TAREA —
Responde estas preguntas sobre la entrevista acerca de la inteligencia artificial:
(a) ¿Quiénes están tomando hoy las decisiones sobre IA?
(b) ¿Con qué se compara la carrera por desarrollar la IA?
(c) ¿Cuál se señala como el riesgo más grande, en lugar de la destrucción?

TEXTO PROPORCIONADO —
Esa es la pregunta clave. Cuando decimos “nosotros”, ¿quiénes somos? Hoy las decisiones sobre IA las están tomando unas pocas empresas tecnológicas y gobiernos poderosos, mientras la mayoría de la humanidad mira desde afuera. Eso es peligroso. Necesitamos una gobernanza global y una conversación ética amplia.
– ¿Importa quién gane la carrera tecnológica: China, Estados Unidos, Europa?
Menos de lo que creemos. Lo importante no es quién llegue primero, sino cómo llegamos. Si alguien desarrolla una IA descontrolada, todos perderemos. Es como una carrera para ver quién fabrica antes la bomba más potente: no hay ganadores.
-Tú has dicho que el riesgo más grande no es la destrucción, sino la irrelevancia. ¿A qué te refieres?
A que las máquinas podrían hacernos innecesarios. Si una IA puede hacerlo todo mejor que nosotros –trabajar, crear arte, cuidar enfermos, incluso amar–, ¿qué queda para los humanos? Quizás sobrevivamos, pero como mascotas inteligentes. Ese sería un destino triste.
-¿Y si las máquinas llegan a ser conscientes? ¿Tendrían derechos o estatus moral?

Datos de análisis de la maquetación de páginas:
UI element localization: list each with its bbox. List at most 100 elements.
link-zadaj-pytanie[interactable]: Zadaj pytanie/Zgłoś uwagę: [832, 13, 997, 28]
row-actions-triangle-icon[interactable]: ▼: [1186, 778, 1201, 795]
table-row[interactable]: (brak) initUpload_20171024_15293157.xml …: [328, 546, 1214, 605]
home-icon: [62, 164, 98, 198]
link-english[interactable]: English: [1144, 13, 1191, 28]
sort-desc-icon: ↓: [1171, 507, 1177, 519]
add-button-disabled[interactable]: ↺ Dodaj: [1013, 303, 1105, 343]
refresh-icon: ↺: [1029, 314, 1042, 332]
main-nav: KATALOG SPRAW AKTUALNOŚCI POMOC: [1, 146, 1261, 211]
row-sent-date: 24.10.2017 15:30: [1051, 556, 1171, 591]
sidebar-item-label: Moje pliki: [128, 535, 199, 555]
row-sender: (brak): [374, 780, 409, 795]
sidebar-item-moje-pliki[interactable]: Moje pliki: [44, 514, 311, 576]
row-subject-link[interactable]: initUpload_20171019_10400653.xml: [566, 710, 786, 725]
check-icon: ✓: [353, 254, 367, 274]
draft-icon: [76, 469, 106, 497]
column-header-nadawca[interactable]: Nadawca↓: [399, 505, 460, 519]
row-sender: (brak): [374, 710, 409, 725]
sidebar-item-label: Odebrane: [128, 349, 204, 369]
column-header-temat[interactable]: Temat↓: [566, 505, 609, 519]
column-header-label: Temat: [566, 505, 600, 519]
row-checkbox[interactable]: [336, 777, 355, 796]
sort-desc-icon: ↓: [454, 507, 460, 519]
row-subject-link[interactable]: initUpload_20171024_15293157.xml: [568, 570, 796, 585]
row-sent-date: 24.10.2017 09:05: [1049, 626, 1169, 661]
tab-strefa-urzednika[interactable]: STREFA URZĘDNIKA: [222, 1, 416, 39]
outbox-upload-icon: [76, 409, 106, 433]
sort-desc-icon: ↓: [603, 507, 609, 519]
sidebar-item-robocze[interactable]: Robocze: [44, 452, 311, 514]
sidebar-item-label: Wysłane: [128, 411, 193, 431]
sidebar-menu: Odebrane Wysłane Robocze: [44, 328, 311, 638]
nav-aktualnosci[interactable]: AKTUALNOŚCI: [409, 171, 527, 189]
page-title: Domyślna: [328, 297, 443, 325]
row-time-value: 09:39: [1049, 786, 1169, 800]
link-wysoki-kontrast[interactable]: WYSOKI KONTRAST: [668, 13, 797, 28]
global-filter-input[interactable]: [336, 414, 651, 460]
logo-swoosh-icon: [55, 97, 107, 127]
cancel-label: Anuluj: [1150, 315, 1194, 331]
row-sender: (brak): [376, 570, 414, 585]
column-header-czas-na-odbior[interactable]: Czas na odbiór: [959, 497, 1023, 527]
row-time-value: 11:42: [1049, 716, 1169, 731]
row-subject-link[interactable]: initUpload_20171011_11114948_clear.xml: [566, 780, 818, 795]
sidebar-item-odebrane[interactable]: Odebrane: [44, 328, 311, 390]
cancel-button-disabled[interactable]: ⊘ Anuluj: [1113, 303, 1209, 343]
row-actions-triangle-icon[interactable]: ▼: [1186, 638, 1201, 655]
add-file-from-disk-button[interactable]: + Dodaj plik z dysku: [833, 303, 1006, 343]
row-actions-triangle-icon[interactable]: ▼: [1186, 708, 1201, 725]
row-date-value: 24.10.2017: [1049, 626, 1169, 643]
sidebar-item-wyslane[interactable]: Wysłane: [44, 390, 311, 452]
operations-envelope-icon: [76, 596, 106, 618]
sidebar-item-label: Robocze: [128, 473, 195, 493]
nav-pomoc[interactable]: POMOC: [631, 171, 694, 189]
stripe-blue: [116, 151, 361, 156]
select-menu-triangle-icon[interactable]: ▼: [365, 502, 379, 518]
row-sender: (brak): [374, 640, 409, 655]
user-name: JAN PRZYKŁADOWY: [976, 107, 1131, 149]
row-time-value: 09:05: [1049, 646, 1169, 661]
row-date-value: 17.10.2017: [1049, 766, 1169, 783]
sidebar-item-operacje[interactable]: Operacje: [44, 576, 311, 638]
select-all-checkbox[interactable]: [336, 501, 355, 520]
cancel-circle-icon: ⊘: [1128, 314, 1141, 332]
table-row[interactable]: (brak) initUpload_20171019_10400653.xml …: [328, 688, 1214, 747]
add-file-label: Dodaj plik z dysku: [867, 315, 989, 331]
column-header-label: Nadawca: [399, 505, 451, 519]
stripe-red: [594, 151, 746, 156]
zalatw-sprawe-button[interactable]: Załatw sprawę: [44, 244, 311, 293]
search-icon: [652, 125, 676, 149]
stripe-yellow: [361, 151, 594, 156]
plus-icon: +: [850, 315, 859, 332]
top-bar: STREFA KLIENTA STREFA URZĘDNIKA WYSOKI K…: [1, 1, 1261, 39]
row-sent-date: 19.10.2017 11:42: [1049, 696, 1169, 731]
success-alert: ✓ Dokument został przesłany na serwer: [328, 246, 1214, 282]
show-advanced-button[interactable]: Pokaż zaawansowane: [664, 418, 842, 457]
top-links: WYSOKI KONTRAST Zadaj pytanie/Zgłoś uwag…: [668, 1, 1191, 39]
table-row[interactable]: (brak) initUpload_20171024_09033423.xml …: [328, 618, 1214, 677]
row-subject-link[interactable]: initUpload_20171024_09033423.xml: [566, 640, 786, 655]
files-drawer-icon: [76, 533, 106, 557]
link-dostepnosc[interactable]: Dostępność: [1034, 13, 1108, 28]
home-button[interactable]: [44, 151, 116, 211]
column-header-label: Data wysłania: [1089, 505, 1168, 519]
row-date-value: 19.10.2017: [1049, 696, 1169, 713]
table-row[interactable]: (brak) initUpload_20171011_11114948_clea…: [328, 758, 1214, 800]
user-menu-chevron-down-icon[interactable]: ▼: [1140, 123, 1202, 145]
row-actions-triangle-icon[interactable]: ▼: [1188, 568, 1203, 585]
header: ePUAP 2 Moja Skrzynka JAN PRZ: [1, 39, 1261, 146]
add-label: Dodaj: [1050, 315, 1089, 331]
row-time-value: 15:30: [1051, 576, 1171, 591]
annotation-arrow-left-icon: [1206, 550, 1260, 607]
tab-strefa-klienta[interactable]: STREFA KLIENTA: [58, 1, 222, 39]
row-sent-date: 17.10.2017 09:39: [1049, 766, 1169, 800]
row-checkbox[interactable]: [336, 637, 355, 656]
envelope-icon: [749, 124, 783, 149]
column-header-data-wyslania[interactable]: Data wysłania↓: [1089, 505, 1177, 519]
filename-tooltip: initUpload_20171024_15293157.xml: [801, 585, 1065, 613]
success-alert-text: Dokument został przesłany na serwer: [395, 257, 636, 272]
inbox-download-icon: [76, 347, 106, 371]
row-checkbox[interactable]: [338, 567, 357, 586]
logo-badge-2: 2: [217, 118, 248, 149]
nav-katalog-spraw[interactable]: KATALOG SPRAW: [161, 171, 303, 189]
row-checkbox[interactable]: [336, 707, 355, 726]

RESPUESTA —
(a) Unas pocas empresas tecnológicas y gobiernos poderosos.
(b) Con una carrera para ver quién fabrica antes la bomba más potente.
(c) La irrelevancia.